### WHAT NEEDS TO BE DONE
Where a line of the listing below includes the word "will", reproduce that line.
───── DATA PROVIDED
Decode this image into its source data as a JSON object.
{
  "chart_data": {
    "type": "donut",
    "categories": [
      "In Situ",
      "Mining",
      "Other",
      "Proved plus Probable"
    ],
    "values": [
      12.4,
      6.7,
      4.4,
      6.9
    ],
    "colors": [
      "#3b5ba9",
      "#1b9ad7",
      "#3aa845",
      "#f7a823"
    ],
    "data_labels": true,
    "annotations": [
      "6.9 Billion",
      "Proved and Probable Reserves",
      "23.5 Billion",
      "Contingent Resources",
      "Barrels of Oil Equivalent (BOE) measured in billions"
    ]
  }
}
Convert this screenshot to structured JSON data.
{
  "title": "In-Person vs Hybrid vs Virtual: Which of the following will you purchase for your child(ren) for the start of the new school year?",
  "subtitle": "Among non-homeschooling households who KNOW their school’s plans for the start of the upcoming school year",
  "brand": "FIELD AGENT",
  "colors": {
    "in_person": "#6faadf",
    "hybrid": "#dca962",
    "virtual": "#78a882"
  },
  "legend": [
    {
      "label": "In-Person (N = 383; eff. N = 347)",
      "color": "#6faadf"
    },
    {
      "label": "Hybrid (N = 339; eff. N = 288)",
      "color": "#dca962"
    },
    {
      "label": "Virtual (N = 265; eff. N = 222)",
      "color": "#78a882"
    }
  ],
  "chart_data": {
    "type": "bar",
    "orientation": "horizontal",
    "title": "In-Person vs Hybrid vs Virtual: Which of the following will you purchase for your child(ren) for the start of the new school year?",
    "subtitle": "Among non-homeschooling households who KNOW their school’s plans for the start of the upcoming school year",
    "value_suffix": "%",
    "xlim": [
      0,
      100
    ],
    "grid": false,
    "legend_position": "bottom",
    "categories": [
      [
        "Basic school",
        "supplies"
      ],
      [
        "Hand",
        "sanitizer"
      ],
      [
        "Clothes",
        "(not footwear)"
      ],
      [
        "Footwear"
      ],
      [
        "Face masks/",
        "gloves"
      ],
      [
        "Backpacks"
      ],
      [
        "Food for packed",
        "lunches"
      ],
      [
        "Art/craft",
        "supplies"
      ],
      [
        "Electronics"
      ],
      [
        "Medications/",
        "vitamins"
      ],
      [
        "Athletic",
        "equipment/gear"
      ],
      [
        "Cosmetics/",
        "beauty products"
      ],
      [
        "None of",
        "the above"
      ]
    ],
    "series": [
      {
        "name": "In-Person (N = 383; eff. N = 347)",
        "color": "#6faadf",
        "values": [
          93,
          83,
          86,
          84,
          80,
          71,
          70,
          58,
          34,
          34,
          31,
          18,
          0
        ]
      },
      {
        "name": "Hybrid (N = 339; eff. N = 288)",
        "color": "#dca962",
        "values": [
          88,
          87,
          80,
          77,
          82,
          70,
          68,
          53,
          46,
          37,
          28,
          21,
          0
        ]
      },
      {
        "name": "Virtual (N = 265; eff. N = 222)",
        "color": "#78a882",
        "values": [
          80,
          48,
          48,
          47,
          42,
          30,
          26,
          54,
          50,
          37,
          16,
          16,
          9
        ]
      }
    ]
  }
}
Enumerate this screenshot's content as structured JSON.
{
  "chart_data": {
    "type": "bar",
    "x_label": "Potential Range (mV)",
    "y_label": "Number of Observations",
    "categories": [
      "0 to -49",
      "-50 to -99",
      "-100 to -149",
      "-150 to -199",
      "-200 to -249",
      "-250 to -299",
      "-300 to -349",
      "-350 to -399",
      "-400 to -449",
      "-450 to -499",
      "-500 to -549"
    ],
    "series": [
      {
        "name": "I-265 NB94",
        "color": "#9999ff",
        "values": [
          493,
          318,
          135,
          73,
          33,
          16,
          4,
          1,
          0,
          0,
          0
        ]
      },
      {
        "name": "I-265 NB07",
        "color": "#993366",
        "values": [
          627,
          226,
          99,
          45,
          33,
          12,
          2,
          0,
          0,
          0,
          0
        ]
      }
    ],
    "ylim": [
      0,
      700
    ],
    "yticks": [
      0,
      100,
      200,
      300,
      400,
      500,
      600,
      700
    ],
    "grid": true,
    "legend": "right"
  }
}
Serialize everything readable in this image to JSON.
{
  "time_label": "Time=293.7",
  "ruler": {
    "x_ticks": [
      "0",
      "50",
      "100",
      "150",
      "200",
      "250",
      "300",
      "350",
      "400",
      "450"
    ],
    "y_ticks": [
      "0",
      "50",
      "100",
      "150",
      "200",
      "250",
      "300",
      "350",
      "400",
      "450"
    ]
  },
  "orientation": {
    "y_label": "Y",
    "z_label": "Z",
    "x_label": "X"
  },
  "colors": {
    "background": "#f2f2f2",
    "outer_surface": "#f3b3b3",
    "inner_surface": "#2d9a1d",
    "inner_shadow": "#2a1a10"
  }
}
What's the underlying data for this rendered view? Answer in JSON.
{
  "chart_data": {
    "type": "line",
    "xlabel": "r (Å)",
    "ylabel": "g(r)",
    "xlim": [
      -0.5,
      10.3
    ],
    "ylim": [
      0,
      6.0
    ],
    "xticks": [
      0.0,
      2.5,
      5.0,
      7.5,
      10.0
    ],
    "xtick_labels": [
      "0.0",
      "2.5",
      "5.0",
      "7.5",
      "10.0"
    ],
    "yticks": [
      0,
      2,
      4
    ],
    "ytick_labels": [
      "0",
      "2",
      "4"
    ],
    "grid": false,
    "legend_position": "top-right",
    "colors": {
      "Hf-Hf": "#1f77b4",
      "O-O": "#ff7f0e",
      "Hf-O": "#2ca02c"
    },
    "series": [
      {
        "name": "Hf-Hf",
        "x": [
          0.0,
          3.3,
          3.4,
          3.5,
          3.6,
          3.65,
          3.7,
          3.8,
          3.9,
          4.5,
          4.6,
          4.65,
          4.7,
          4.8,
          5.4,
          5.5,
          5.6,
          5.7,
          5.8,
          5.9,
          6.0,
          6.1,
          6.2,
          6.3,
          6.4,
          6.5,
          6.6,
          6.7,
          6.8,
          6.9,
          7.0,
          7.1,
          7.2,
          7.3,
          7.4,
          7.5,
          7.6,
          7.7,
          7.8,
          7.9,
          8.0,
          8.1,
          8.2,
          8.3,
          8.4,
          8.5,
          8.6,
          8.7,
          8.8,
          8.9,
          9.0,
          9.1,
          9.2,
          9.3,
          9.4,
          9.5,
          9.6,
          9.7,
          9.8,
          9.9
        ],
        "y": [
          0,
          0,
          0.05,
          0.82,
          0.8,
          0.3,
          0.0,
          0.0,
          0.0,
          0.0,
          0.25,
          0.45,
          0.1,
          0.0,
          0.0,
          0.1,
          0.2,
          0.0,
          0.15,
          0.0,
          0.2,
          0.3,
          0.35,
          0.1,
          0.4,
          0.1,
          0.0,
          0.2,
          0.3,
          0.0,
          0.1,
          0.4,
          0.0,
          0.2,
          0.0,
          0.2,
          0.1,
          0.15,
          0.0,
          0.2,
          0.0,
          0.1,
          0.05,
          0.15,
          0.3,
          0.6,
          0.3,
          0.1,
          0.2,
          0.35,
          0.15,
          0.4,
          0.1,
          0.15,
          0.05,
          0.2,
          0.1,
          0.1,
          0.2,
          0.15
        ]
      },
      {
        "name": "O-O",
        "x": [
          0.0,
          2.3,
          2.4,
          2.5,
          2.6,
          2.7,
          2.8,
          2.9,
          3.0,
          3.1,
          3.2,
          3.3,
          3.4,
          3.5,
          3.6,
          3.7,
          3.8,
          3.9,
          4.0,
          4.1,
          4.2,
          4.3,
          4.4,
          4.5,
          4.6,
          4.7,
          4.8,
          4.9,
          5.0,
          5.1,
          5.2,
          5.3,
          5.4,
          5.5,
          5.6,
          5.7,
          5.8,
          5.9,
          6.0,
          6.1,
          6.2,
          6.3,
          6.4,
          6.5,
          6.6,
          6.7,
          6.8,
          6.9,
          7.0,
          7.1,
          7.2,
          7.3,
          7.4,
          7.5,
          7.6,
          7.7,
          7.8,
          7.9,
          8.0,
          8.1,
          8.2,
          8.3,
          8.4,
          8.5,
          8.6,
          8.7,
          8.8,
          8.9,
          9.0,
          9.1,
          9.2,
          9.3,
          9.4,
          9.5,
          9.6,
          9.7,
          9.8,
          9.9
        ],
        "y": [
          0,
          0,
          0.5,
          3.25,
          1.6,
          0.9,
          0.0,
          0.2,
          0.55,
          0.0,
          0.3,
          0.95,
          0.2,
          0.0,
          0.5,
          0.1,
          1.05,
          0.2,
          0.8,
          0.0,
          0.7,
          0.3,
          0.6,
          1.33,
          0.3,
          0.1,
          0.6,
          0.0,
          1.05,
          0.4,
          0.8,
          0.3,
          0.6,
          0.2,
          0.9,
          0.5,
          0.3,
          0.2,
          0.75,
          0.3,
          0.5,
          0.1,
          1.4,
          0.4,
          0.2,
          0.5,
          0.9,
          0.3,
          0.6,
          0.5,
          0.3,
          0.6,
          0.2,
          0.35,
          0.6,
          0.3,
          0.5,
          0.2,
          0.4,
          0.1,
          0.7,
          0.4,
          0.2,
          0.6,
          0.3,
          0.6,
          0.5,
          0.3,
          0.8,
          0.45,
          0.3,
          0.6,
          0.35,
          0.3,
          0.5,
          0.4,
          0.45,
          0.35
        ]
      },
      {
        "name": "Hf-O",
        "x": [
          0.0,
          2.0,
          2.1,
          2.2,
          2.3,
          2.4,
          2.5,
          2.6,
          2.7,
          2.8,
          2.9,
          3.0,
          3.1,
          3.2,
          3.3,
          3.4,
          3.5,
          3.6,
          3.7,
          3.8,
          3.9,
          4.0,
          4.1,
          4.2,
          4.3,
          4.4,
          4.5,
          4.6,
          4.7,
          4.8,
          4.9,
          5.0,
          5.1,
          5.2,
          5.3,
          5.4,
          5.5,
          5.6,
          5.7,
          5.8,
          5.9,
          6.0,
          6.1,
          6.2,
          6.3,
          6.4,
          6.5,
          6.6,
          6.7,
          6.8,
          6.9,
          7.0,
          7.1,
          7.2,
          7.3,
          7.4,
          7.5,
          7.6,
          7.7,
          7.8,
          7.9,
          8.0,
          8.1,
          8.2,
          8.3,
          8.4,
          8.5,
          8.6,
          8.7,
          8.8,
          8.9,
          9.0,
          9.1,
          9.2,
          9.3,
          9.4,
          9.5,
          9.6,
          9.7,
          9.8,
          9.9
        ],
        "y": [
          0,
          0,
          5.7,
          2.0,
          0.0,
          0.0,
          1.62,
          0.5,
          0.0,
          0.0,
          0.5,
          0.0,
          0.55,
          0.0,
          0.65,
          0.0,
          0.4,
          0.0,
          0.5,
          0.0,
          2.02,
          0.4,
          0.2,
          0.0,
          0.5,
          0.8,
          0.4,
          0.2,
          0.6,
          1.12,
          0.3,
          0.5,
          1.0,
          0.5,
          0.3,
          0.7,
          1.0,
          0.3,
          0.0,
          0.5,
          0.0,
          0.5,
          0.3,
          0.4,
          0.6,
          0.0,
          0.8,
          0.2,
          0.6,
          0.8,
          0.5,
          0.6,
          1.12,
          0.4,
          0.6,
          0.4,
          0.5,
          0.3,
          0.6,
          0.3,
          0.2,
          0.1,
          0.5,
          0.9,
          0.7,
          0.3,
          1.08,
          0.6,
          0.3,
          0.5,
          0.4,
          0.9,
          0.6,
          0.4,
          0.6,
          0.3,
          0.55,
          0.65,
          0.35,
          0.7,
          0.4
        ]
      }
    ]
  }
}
──────────
### FINAL RESULT
  "title": "In-Person vs Hybrid vs Virtual: Which of the following will you purchase for your child(ren) for the start of the new school year?",
    "title": "In-Person vs Hybrid vs Virtual: Which of the following will you purchase for your child(ren) for the start of the new school year?",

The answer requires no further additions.